Part of a data file:
******************************
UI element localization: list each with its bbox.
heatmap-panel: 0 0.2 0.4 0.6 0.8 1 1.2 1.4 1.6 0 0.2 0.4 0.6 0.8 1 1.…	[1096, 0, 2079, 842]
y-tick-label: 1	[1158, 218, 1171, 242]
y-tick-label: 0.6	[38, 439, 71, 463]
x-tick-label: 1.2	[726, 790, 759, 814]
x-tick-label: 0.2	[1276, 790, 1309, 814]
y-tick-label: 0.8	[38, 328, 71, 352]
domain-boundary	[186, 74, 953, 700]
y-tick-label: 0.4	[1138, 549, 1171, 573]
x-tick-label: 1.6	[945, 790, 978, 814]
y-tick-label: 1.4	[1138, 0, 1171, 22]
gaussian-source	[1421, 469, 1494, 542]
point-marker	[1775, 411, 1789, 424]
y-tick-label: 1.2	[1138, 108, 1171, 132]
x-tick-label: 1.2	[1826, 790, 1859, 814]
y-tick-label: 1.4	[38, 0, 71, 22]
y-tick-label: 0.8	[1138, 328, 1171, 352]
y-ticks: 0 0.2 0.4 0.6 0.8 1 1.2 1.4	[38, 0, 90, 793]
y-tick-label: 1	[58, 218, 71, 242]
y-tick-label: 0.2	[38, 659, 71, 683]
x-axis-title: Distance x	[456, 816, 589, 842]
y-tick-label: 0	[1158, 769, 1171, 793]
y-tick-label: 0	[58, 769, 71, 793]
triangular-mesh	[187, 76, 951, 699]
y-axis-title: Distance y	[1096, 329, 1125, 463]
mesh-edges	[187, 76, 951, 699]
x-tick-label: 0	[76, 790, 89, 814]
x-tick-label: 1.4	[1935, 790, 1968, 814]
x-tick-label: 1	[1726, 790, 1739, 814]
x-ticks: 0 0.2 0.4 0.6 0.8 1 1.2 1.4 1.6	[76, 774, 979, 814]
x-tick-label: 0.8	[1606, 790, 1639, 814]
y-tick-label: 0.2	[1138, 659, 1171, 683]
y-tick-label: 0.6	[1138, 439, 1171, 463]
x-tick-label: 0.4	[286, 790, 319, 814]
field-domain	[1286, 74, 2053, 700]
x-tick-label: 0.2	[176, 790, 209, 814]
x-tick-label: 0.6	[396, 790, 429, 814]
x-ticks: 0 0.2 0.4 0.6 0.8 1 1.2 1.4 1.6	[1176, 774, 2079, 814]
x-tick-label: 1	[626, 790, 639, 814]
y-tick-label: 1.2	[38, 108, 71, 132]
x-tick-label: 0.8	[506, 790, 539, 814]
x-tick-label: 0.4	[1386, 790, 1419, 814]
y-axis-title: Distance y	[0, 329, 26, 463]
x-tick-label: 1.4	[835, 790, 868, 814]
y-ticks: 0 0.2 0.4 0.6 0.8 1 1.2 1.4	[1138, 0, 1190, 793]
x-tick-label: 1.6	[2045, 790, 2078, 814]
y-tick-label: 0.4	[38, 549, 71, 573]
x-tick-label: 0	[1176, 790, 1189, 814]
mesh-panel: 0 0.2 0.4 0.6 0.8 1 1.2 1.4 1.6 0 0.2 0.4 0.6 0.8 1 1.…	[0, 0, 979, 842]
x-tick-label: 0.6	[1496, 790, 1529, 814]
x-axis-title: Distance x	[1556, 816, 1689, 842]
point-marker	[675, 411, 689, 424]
******************************
● Goal: Lay out the lines above as a Markdown table with the columns Row and Line. Give each line its row number and leave out any blank lines.

● Response below:
| Row | Line |
|---|---|
| 1 | UI element localization: list each with its bbox. |
| 2 | heatmap-panel: 0 0.2 0.4 0.6 0.8 1 1.2 1.4 1.6 0 0.2 0.4 0.6 0.8 1 1.…	[1096, 0, 2079, 842] |
| 3 | y-tick-label: 1	[1158, 218, 1171, 242] |
| 4 | y-tick-label: 0.6	[38, 439, 71, 463] |
| 5 | x-tick-label: 1.2	[726, 790, 759, 814] |
| 6 | x-tick-label: 0.2	[1276, 790, 1309, 814] |
| 7 | y-tick-label: 0.8	[38, 328, 71, 352] |
| 8 | domain-boundary	[186, 74, 953, 700] |
| 9 | y-tick-label: 0.4	[1138, 549, 1171, 573] |
| 10 | x-tick-label: 1.6	[945, 790, 978, 814] |
| 11 | y-tick-label: 1.4	[1138, 0, 1171, 22] |
| 12 | gaussian-source	[1421, 469, 1494, 542] |
| 13 | point-marker	[1775, 411, 1789, 424] |
| 14 | y-tick-label: 1.2	[1138, 108, 1171, 132] |
| 15 | x-tick-label: 1.2	[1826, 790, 1859, 814] |
| 16 | y-tick-label: 1.4	[38, 0, 71, 22] |
| 17 | y-tick-label: 0.8	[1138, 328, 1171, 352] |
| 18 | y-ticks: 0 0.2 0.4 0.6 0.8 1 1.2 1.4	[38, 0, 90, 793] |
| 19 | y-tick-label: 1	[58, 218, 71, 242] |
| 20 | y-tick-label: 0.2	[38, 659, 71, 683] |
| 21 | x-axis-title: Distance x	[456, 816, 589, 842] |
| 22 | y-tick-label: 0	[1158, 769, 1171, 793] |
| 23 | y-tick-label: 0	[58, 769, 71, 793] |
| 24 | triangular-mesh	[187, 76, 951, 699] |
| 25 | y-axis-title: Distance y	[1096, 329, 1125, 463] |
| 26 | mesh-edges	[187, 76, 951, 699] |
| 27 | x-tick-label: 0	[76, 790, 89, 814] |
| 28 | x-tick-label: 1.4	[1935, 790, 1968, 814] |
| 29 | x-tick-label: 1	[1726, 790, 1739, 814] |
| 30 | x-ticks: 0 0.2 0.4 0.6 0.8 1 1.2 1.4 1.6	[76, 774, 979, 814] |
| 31 | x-tick-label: 0.8	[1606, 790, 1639, 814] |
| 32 | y-tick-label: 0.2	[1138, 659, 1171, 683] |
| 33 | y-tick-label: 0.6	[1138, 439, 1171, 463] |
| 34 | x-tick-label: 0.4	[286, 790, 319, 814] |
| 35 | field-domain	[1286, 74, 2053, 700] |
| 36 | x-tick-label: 0.2	[176, 790, 209, 814] |
| 37 | x-tick-label: 0.6	[396, 790, 429, 814] |
| 38 | x-ticks: 0 0.2 0.4 0.6 0.8 1 1.2 1.4 1.6	[1176, 774, 2079, 814] |
| 39 | x-tick-label: 1	[626, 790, 639, 814] |
| 40 | y-tick-label: 1.2	[38, 108, 71, 132] |
| 41 | x-tick-label: 0.8	[506, 790, 539, 814] |
| 42 | x-tick-label: 0.4	[1386, 790, 1419, 814] |
| 43 | y-axis-title: Distance y	[0, 329, 26, 463] |
| 44 | x-tick-label: 1.4	[835, 790, 868, 814] |
| 45 | y-ticks: 0 0.2 0.4 0.6 0.8 1 1.2 1.4	[1138, 0, 1190, 793] |
| 46 | x-tick-label: 1.6	[2045, 790, 2078, 814] |
| 47 | y-tick-label: 0.4	[38, 549, 71, 573] |
| 48 | x-tick-label: 0	[1176, 790, 1189, 814] |
| 49 | mesh-panel: 0 0.2 0.4 0.6 0.8 1 1.2 1.4 1.6 0 0.2 0.4 0.6 0.8 1 1.…	[0, 0, 979, 842] |
| 50 | x-tick-label: 0.6	[1496, 790, 1529, 814] |
| 51 | x-axis-title: Distance x	[1556, 816, 1689, 842] |
| 52 | point-marker	[675, 411, 689, 424] |